**Task goal**
Check each line of the records for "JSON"; collect those that have it.

**Records provided**
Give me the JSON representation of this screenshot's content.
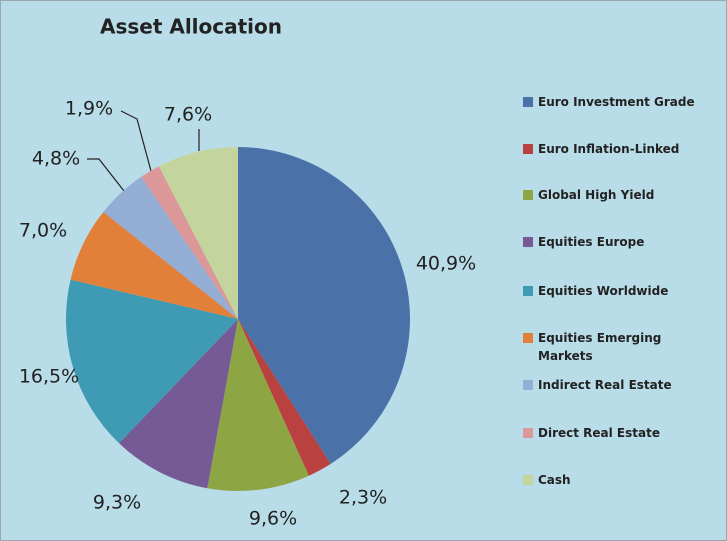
{
  "chart_data": {
    "type": "pie",
    "title": "Asset Allocation",
    "categories": [
      "Euro Investment Grade",
      "Euro Inflation-Linked",
      "Global High Yield",
      "Equities Europe",
      "Equities Worldwide",
      "Equities Emerging Markets",
      "Indirect Real Estate",
      "Direct Real Estate",
      "Cash"
    ],
    "values": [
      40.9,
      2.3,
      9.6,
      9.3,
      16.5,
      7.0,
      4.8,
      1.9,
      7.6
    ],
    "value_labels": [
      "40,9%",
      "2,3%",
      "9,6%",
      "9,3%",
      "16,5%",
      "7,0%",
      "4,8%",
      "1,9%",
      "7,6%"
    ],
    "colors": [
      "#4a72a8",
      "#b9413f",
      "#8ea544",
      "#765a96",
      "#3f9ab4",
      "#e2803a",
      "#94add4",
      "#dc9898",
      "#c3d59c"
    ]
  }
}
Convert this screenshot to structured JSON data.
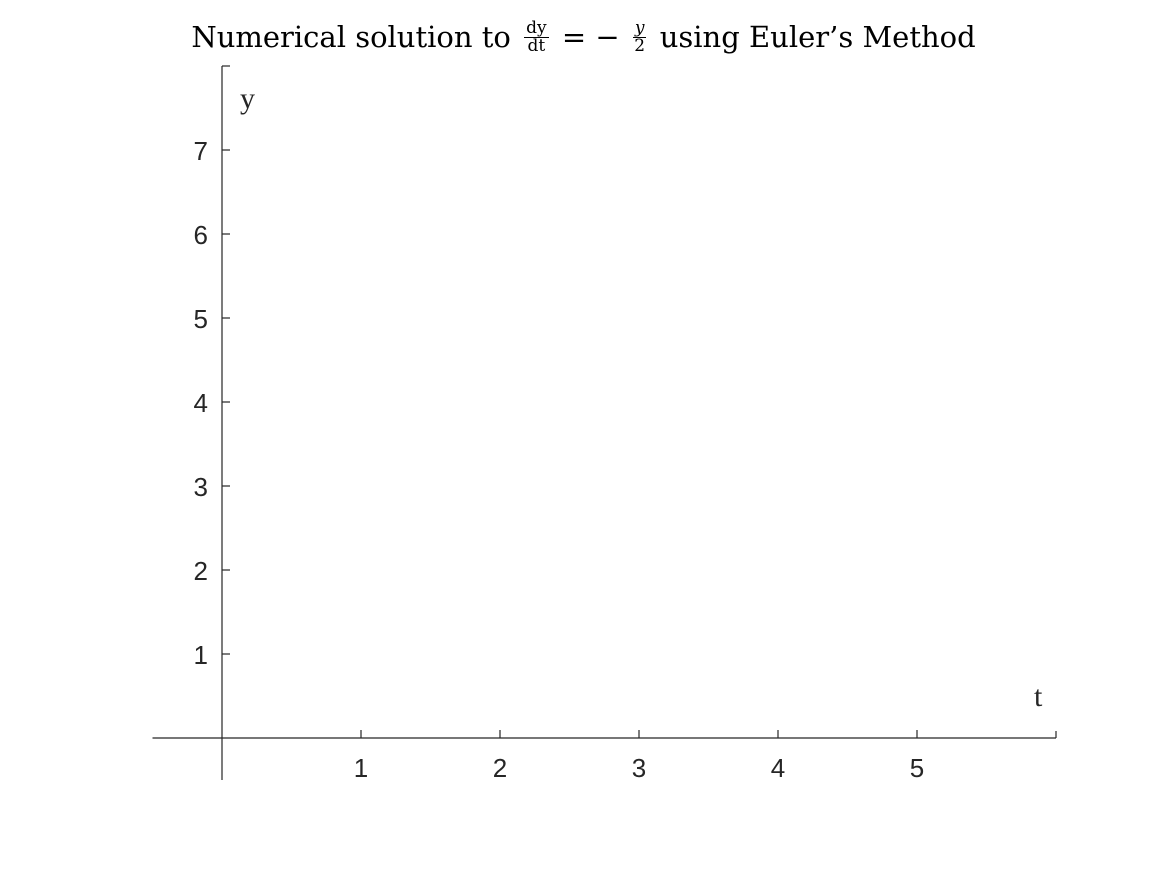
{
  "chart_data": {
    "type": "line",
    "title": {
      "prefix": "Numerical solution to",
      "frac1_num": "dy",
      "frac1_den": "dt",
      "middle": "= −",
      "frac2_num": "y",
      "frac2_den": "2",
      "suffix": "using Euler’s Method"
    },
    "xlabel": "t",
    "ylabel": "y",
    "xlim": [
      -0.5,
      6
    ],
    "ylim": [
      -0.5,
      8
    ],
    "xticks": [
      "1",
      "2",
      "3",
      "4",
      "5"
    ],
    "yticks": [
      "1",
      "2",
      "3",
      "4",
      "5",
      "6",
      "7"
    ],
    "grid": false,
    "series": [],
    "axis_color": "#262626"
  }
}
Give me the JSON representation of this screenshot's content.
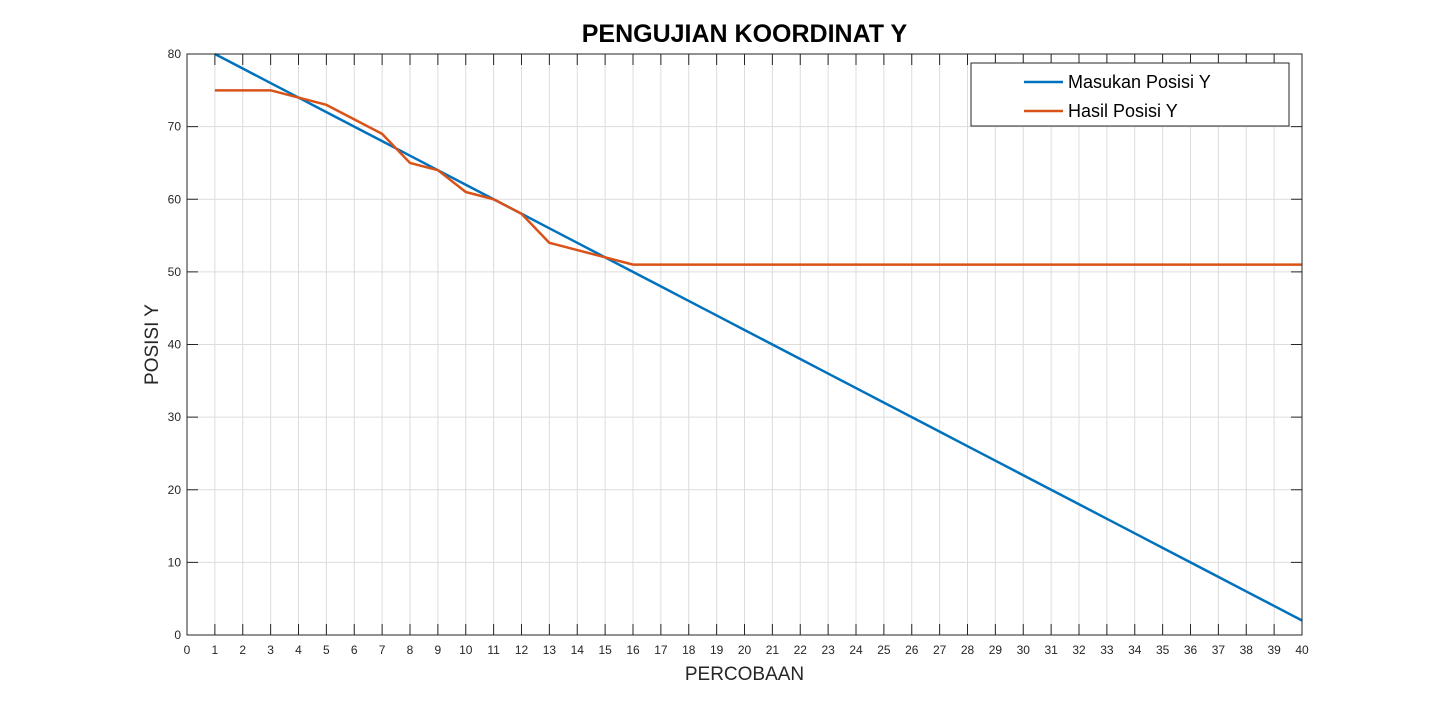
{
  "chart_data": {
    "type": "line",
    "title": "PENGUJIAN KOORDINAT Y",
    "xlabel": "PERCOBAAN",
    "ylabel": "POSISI Y",
    "xlim": [
      0,
      40
    ],
    "ylim": [
      0,
      80
    ],
    "xticks": [
      0,
      1,
      2,
      3,
      4,
      5,
      6,
      7,
      8,
      9,
      10,
      11,
      12,
      13,
      14,
      15,
      16,
      17,
      18,
      19,
      20,
      21,
      22,
      23,
      24,
      25,
      26,
      27,
      28,
      29,
      30,
      31,
      32,
      33,
      34,
      35,
      36,
      37,
      38,
      39,
      40
    ],
    "yticks": [
      0,
      10,
      20,
      30,
      40,
      50,
      60,
      70,
      80
    ],
    "grid": true,
    "legend_position": "top-right",
    "x": [
      1,
      2,
      3,
      4,
      5,
      6,
      7,
      8,
      9,
      10,
      11,
      12,
      13,
      14,
      15,
      16,
      17,
      18,
      19,
      20,
      21,
      22,
      23,
      24,
      25,
      26,
      27,
      28,
      29,
      30,
      31,
      32,
      33,
      34,
      35,
      36,
      37,
      38,
      39,
      40
    ],
    "series": [
      {
        "name": "Masukan Posisi Y",
        "color": "#0072BD",
        "values": [
          80,
          78,
          76,
          74,
          72,
          70,
          68,
          66,
          64,
          62,
          60,
          58,
          56,
          54,
          52,
          50,
          48,
          46,
          44,
          42,
          40,
          38,
          36,
          34,
          32,
          30,
          28,
          26,
          24,
          22,
          20,
          18,
          16,
          14,
          12,
          10,
          8,
          6,
          4,
          2
        ]
      },
      {
        "name": "Hasil Posisi Y",
        "color": "#D95319",
        "values": [
          75,
          75,
          75,
          74,
          73,
          71,
          69,
          65,
          64,
          61,
          60,
          58,
          54,
          53,
          52,
          51,
          51,
          51,
          51,
          51,
          51,
          51,
          51,
          51,
          51,
          51,
          51,
          51,
          51,
          51,
          51,
          51,
          51,
          51,
          51,
          51,
          51,
          51,
          51,
          51
        ]
      }
    ]
  }
}
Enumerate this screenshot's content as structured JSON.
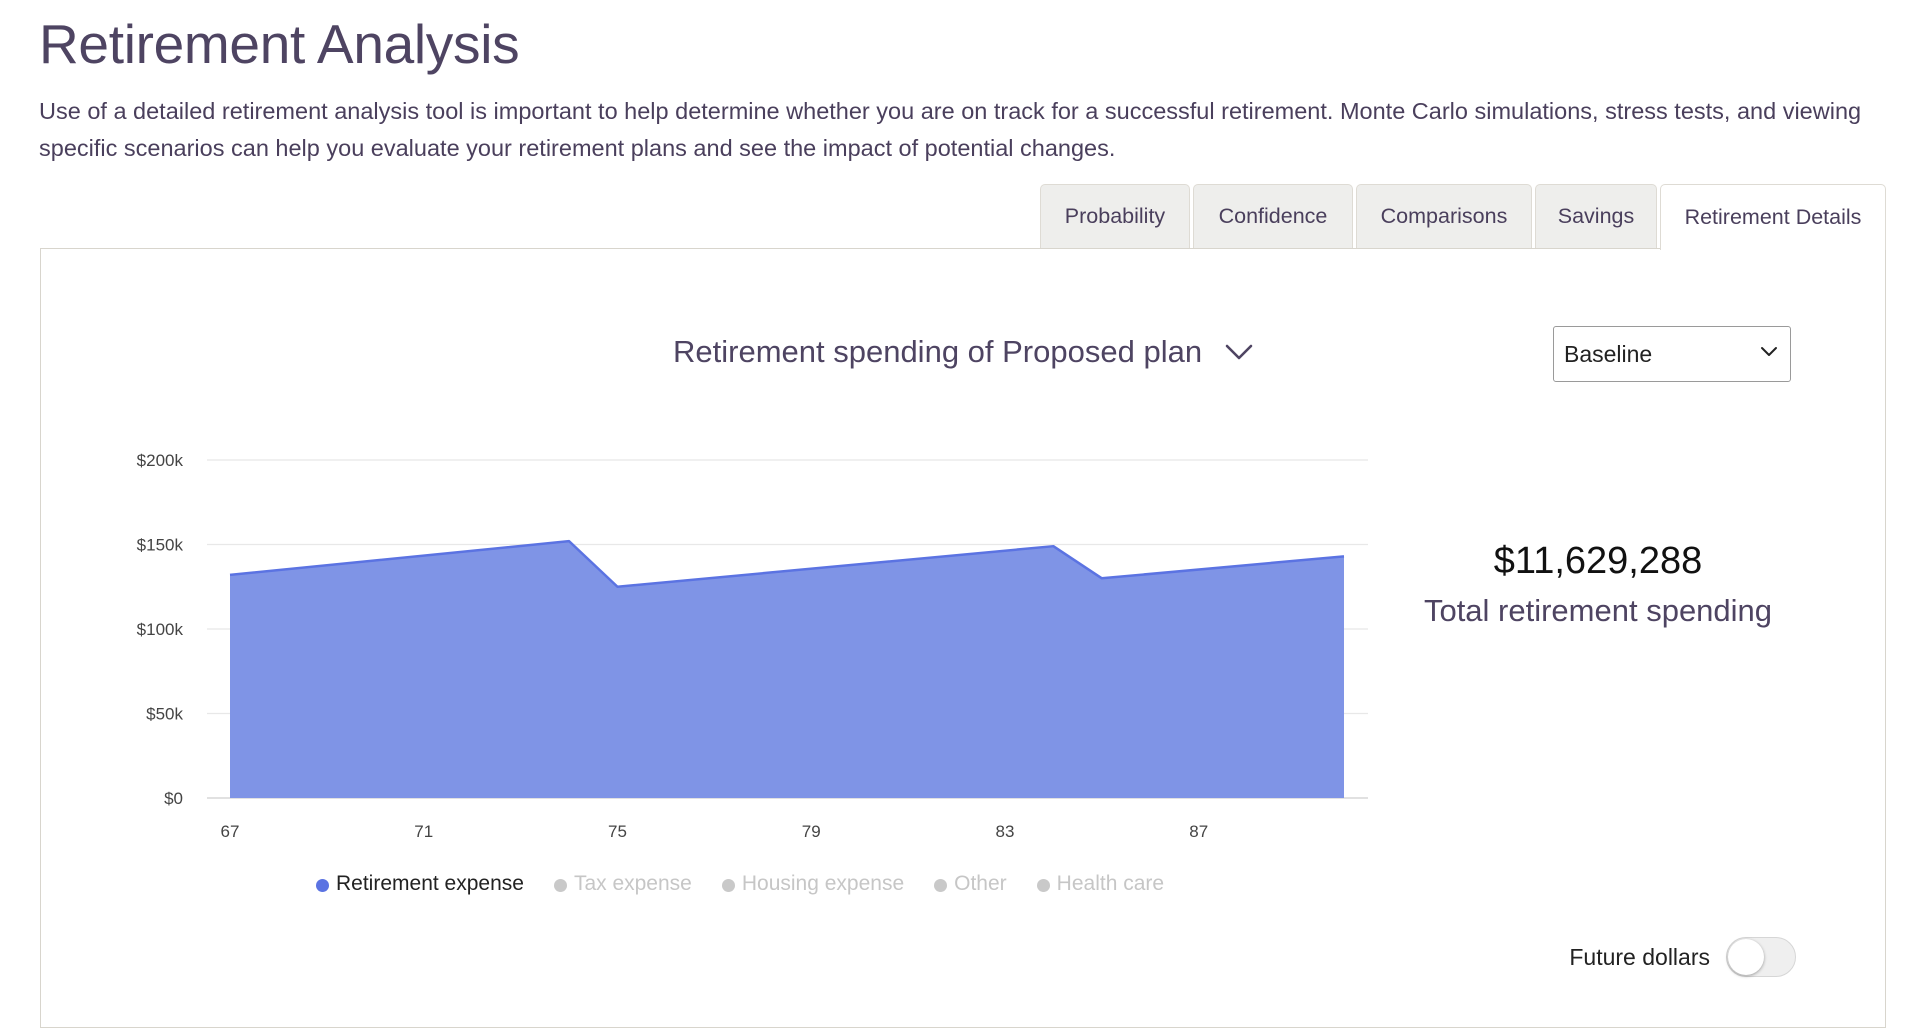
{
  "page": {
    "title": "Retirement Analysis",
    "intro": "Use of a detailed retirement analysis tool is important to help determine whether you are on track for a successful retirement. Monte Carlo simulations, stress tests, and viewing specific scenarios can help you evaluate your retirement plans and see the impact of potential changes."
  },
  "tabs": [
    {
      "label": "Probability",
      "active": false
    },
    {
      "label": "Confidence",
      "active": false
    },
    {
      "label": "Comparisons",
      "active": false
    },
    {
      "label": "Savings",
      "active": false
    },
    {
      "label": "Retirement Details",
      "active": true
    }
  ],
  "panel": {
    "chart_title": "Retirement spending of Proposed plan",
    "scenario_select": "Baseline",
    "total_amount": "$11,629,288",
    "total_label": "Total retirement spending",
    "future_dollars_label": "Future dollars",
    "future_dollars_on": false
  },
  "chart_data": {
    "type": "area",
    "x": [
      67,
      74,
      75,
      84,
      85,
      90
    ],
    "series": [
      {
        "name": "Retirement expense",
        "values": [
          132000,
          152000,
          125000,
          149000,
          130000,
          143000
        ],
        "color": "#5b73e2",
        "fill": "#7f94e6",
        "active": true
      }
    ],
    "xticks": [
      "67",
      "71",
      "75",
      "79",
      "83",
      "87"
    ],
    "yticks": [
      "$0",
      "$50k",
      "$100k",
      "$150k",
      "$200k"
    ],
    "ylim": [
      0,
      200000
    ],
    "xlim": [
      67,
      90
    ],
    "grid": true,
    "legend": [
      {
        "label": "Retirement expense",
        "active": true,
        "color": "#5b73e2"
      },
      {
        "label": "Tax expense",
        "active": false,
        "color": "#c9c9c9"
      },
      {
        "label": "Housing expense",
        "active": false,
        "color": "#c9c9c9"
      },
      {
        "label": "Other",
        "active": false,
        "color": "#c9c9c9"
      },
      {
        "label": "Health care",
        "active": false,
        "color": "#c9c9c9"
      }
    ],
    "legend_position": "bottom"
  }
}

**Response below**
Give me the JSON representation of this screenshot's content.
Convert this screenshot to structured JSON data.
Give me the JSON representation of this screenshot's content.
Enumerate this screenshot's content as structured JSON.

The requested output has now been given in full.